▸ CHALLENGE: Each line containing the word "Price" must be reported.

▸ Dataset records:
— Start —
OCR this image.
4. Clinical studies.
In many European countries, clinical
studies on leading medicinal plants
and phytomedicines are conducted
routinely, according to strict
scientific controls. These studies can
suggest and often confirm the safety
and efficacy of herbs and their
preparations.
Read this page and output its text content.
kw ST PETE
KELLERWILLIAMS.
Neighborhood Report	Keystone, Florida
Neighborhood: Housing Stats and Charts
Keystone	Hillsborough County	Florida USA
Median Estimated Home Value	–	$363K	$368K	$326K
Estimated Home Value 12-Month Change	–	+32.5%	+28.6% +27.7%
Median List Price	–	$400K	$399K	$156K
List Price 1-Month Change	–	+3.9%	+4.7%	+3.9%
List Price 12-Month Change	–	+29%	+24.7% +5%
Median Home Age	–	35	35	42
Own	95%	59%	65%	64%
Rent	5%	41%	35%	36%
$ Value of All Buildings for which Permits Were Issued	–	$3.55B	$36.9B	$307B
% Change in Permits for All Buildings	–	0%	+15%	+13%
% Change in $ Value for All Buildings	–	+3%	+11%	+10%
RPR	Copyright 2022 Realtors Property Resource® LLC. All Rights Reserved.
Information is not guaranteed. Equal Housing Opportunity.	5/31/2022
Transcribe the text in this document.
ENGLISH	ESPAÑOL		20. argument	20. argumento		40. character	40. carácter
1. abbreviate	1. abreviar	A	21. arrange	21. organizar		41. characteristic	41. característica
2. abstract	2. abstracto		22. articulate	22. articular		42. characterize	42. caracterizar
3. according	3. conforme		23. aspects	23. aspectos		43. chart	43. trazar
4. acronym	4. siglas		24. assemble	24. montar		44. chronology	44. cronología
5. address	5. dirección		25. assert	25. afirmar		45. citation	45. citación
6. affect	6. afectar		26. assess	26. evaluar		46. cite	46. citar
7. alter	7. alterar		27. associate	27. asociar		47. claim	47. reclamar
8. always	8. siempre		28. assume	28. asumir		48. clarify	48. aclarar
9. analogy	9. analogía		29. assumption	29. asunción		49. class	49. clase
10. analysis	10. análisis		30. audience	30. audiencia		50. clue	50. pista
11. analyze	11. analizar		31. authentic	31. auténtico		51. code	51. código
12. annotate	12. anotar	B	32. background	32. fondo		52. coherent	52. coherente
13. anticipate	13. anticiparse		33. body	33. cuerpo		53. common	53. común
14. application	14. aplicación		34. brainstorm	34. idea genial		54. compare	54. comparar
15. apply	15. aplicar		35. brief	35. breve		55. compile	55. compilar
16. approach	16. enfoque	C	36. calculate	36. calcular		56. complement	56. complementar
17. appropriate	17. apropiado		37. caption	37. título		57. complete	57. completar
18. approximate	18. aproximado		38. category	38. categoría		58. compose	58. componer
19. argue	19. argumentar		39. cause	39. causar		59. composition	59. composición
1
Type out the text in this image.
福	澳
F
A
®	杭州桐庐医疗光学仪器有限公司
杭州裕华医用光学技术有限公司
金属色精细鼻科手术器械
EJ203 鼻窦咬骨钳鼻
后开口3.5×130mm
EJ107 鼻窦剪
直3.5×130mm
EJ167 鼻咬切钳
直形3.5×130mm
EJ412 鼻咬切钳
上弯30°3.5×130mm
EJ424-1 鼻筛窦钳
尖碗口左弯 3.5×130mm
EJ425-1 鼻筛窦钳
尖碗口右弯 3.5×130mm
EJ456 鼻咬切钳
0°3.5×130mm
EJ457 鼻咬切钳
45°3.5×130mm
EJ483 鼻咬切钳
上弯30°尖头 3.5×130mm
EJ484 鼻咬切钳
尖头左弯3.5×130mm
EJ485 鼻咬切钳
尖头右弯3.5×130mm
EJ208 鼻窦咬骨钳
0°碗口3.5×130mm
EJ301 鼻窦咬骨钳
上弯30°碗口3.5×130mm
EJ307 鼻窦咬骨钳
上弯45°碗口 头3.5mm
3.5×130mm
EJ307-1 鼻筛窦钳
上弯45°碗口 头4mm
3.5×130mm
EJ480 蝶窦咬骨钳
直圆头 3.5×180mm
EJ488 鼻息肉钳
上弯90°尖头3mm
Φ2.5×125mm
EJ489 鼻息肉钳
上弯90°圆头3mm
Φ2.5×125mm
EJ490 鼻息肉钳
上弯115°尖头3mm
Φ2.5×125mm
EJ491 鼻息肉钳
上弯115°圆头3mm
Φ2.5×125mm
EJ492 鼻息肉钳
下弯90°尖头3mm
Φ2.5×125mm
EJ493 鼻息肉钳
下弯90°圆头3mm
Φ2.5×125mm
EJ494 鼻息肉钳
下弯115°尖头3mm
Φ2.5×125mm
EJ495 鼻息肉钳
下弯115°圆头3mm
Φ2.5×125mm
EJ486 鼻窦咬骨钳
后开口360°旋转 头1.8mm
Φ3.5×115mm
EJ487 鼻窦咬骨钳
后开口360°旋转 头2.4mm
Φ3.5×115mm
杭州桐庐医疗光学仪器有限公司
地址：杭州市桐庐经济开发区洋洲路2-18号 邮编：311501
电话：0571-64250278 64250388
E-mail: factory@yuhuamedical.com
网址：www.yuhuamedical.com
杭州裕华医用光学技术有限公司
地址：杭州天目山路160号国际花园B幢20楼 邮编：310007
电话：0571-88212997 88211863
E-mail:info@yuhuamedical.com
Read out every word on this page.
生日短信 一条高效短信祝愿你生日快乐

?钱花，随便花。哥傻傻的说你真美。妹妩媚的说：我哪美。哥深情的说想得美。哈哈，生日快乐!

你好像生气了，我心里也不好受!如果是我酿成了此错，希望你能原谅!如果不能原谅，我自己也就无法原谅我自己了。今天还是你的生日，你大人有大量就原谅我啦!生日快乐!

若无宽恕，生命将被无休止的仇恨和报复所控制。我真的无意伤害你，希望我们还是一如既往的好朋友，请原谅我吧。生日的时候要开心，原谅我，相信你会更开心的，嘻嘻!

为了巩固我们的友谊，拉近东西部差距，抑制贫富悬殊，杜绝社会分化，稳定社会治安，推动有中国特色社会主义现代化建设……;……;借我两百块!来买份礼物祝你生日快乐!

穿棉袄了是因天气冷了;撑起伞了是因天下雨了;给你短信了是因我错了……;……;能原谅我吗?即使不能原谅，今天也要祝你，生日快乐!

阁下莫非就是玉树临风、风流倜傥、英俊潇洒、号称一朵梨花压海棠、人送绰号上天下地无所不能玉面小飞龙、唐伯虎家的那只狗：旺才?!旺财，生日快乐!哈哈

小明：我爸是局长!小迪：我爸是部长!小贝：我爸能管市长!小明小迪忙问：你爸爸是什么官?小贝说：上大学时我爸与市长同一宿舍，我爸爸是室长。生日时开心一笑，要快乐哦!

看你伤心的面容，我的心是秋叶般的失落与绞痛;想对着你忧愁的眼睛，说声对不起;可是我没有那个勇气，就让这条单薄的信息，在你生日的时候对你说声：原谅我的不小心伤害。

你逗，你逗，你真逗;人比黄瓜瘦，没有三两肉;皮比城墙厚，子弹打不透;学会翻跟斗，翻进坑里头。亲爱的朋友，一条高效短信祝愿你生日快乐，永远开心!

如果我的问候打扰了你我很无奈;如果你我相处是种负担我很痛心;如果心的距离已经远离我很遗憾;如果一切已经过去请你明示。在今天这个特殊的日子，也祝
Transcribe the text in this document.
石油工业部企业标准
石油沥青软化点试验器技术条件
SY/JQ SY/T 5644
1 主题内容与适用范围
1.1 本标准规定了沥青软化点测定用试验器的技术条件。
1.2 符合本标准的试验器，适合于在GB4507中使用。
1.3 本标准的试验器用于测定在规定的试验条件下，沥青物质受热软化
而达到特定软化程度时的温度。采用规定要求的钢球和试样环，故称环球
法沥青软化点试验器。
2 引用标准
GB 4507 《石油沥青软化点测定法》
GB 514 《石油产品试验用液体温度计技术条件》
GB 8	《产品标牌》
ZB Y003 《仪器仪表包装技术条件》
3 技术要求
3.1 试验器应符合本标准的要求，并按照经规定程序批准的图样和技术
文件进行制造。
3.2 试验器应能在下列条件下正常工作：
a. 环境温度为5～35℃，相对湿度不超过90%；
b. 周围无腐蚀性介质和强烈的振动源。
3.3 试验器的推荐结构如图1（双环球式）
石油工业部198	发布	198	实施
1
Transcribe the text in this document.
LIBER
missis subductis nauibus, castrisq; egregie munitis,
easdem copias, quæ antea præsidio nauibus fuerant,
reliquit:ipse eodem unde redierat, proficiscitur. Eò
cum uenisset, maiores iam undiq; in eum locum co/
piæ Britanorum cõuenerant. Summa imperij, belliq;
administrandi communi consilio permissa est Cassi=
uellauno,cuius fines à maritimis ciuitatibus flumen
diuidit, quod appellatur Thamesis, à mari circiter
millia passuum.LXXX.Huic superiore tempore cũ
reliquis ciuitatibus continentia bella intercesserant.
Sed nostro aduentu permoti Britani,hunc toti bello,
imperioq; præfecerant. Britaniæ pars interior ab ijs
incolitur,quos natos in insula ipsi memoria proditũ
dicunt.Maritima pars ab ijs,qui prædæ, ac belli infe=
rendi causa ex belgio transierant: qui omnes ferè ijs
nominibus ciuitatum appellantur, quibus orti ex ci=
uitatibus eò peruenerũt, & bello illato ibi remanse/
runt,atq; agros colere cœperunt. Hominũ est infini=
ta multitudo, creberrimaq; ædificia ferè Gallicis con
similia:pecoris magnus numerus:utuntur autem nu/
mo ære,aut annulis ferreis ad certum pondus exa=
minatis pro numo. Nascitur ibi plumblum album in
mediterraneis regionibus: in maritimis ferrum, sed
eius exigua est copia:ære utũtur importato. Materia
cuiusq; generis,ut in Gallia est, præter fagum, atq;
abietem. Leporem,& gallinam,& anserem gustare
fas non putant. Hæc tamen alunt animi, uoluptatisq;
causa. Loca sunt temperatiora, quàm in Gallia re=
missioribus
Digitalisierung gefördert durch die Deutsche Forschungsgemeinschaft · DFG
— End —
▸ WRITTEN RESPONSE:
Median List Price	–	$400K	$399K	$156K
List Price 1-Month Change	–	+3.9%	+4.7%	+3.9%
List Price 12-Month Change	–	+29%	+24.7% +5%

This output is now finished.